▶ [Task instructions]: Work through the records below and tally every line containing "count". Reply with the total alone.

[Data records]

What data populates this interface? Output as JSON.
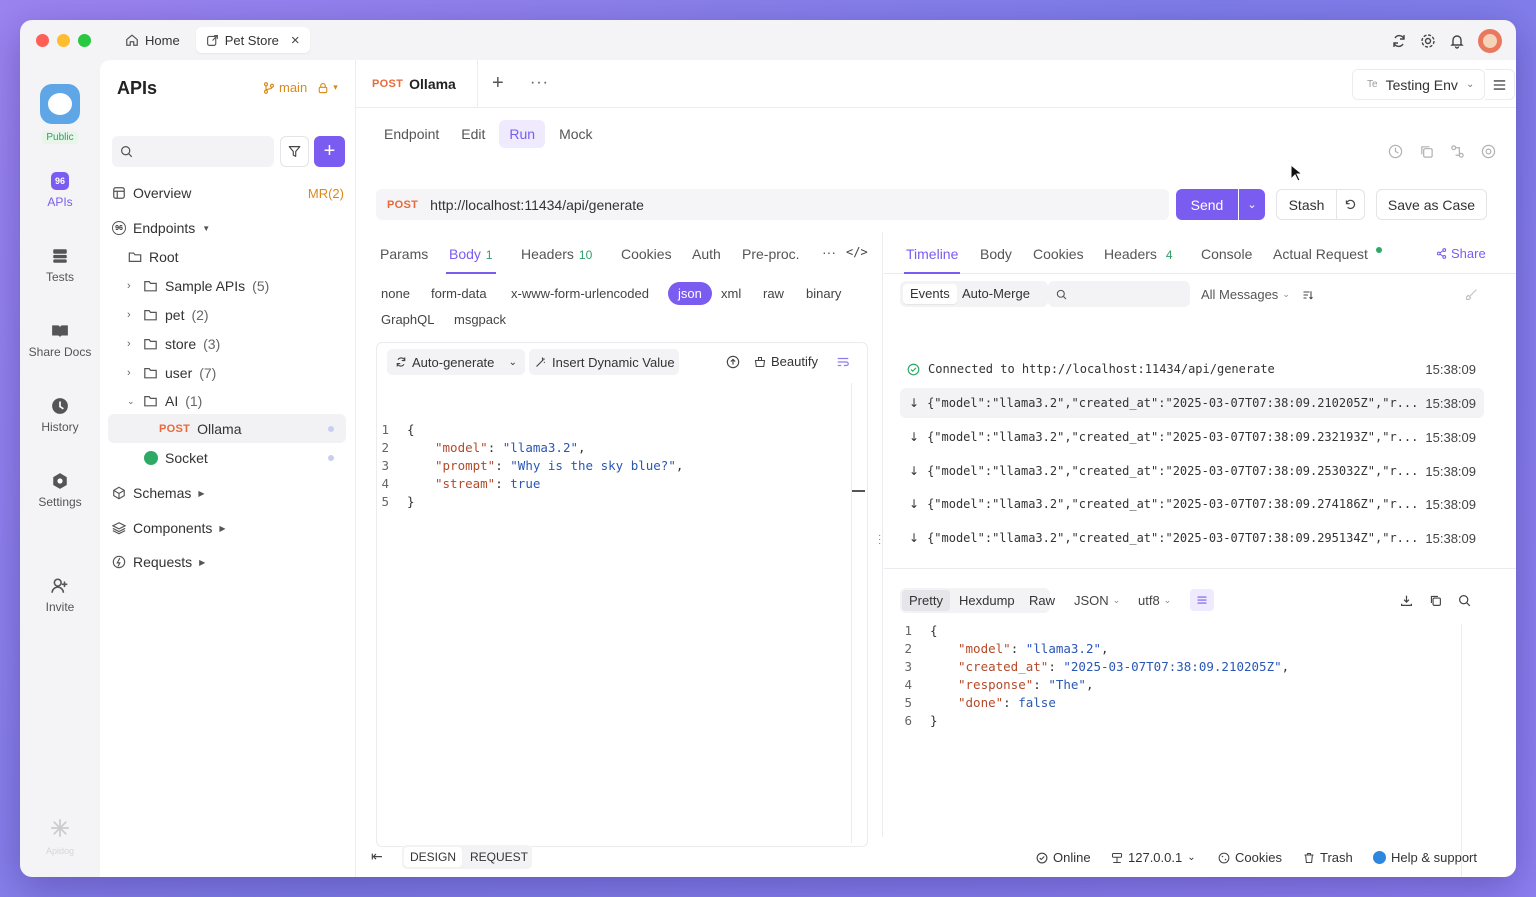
{
  "titlebar": {
    "tabs": [
      {
        "label": "Home"
      },
      {
        "label": "Pet Store"
      }
    ]
  },
  "rail": {
    "workspace_badge": "Public",
    "items": [
      {
        "label": "APIs"
      },
      {
        "label": "Tests"
      },
      {
        "label": "Share Docs"
      },
      {
        "label": "History"
      },
      {
        "label": "Settings"
      },
      {
        "label": "Invite"
      }
    ],
    "brand": "Apidog"
  },
  "sidebar": {
    "title": "APIs",
    "branch": "main",
    "search_placeholder": "",
    "overview": "Overview",
    "mr": "MR(2)",
    "endpoints": "Endpoints",
    "root": "Root",
    "folders": [
      {
        "name": "Sample APIs",
        "count": "(5)"
      },
      {
        "name": "pet",
        "count": "(2)"
      },
      {
        "name": "store",
        "count": "(3)"
      },
      {
        "name": "user",
        "count": "(7)"
      },
      {
        "name": "AI",
        "count": "(1)"
      }
    ],
    "ai_children": [
      {
        "method": "POST",
        "name": "Ollama"
      },
      {
        "name": "Socket"
      }
    ],
    "schemas": "Schemas",
    "components": "Components",
    "requests": "Requests"
  },
  "doc_tab": {
    "method": "POST",
    "name": "Ollama"
  },
  "env": {
    "prefix": "Te",
    "name": "Testing Env"
  },
  "mode_tabs": [
    "Endpoint",
    "Edit",
    "Run",
    "Mock"
  ],
  "active_mode": "Run",
  "request": {
    "method": "POST",
    "url": "http://localhost:11434/api/generate",
    "send": "Send",
    "stash": "Stash",
    "save_case": "Save as Case"
  },
  "req_tabs": [
    {
      "label": "Params",
      "badge": ""
    },
    {
      "label": "Body",
      "badge": "1"
    },
    {
      "label": "Headers",
      "badge": "10"
    },
    {
      "label": "Cookies",
      "badge": ""
    },
    {
      "label": "Auth",
      "badge": ""
    },
    {
      "label": "Pre-proc.",
      "badge": ""
    }
  ],
  "body_types": [
    "none",
    "form-data",
    "x-www-form-urlencoded",
    "json",
    "xml",
    "raw",
    "binary",
    "GraphQL",
    "msgpack"
  ],
  "active_body_type": "json",
  "editor_toolbar": {
    "auto_generate": "Auto-generate",
    "insert_dynamic": "Insert Dynamic Value",
    "beautify": "Beautify"
  },
  "body_code": {
    "line_numbers": [
      "1",
      "2",
      "3",
      "4",
      "5"
    ],
    "open": "{",
    "close": "}",
    "lines": [
      {
        "key": "\"model\"",
        "value": "\"llama3.2\"",
        "comma": ","
      },
      {
        "key": "\"prompt\"",
        "value": "\"Why is the sky blue?\"",
        "comma": ","
      },
      {
        "key": "\"stream\"",
        "value": "true",
        "comma": ""
      }
    ]
  },
  "resp_tabs": [
    {
      "label": "Timeline",
      "badge": ""
    },
    {
      "label": "Body",
      "badge": ""
    },
    {
      "label": "Cookies",
      "badge": ""
    },
    {
      "label": "Headers",
      "badge": "4"
    },
    {
      "label": "Console",
      "badge": ""
    },
    {
      "label": "Actual Request",
      "badge": ""
    }
  ],
  "share": "Share",
  "timeline": {
    "events_btn": "Events",
    "auto_merge": "Auto-Merge",
    "filter": "All Messages",
    "connected": {
      "text": "Connected to http://localhost:11434/api/generate",
      "time": "15:38:09"
    },
    "events": [
      {
        "text": "{\"model\":\"llama3.2\",\"created_at\":\"2025-03-07T07:38:09.210205Z\",\"r...",
        "time": "15:38:09"
      },
      {
        "text": "{\"model\":\"llama3.2\",\"created_at\":\"2025-03-07T07:38:09.232193Z\",\"r...",
        "time": "15:38:09"
      },
      {
        "text": "{\"model\":\"llama3.2\",\"created_at\":\"2025-03-07T07:38:09.253032Z\",\"r...",
        "time": "15:38:09"
      },
      {
        "text": "{\"model\":\"llama3.2\",\"created_at\":\"2025-03-07T07:38:09.274186Z\",\"r...",
        "time": "15:38:09"
      },
      {
        "text": "{\"model\":\"llama3.2\",\"created_at\":\"2025-03-07T07:38:09.295134Z\",\"r...",
        "time": "15:38:09"
      }
    ]
  },
  "viewer": {
    "modes": [
      "Pretty",
      "Hexdump",
      "Raw"
    ],
    "format": "JSON",
    "encoding": "utf8"
  },
  "resp_code": {
    "line_numbers": [
      "1",
      "2",
      "3",
      "4",
      "5",
      "6"
    ],
    "open": "{",
    "close": "}",
    "lines": [
      {
        "key": "\"model\"",
        "value": "\"llama3.2\"",
        "comma": ","
      },
      {
        "key": "\"created_at\"",
        "value": "\"2025-03-07T07:38:09.210205Z\"",
        "comma": ","
      },
      {
        "key": "\"response\"",
        "value": "\"The\"",
        "comma": ","
      },
      {
        "key": "\"done\"",
        "value": "false",
        "comma": ""
      }
    ]
  },
  "footer": {
    "design": "DESIGN",
    "request": "REQUEST",
    "online": "Online",
    "ip": "127.0.0.1",
    "cookies": "Cookies",
    "trash": "Trash",
    "help": "Help & support"
  },
  "colors": {
    "accent": "#7b5cf0",
    "method_post": "#e86a3a",
    "badge_green": "#2f9e6a",
    "json_key": "#b44a2a",
    "json_value": "#2a57b5"
  }
}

▶ [Final result]: 5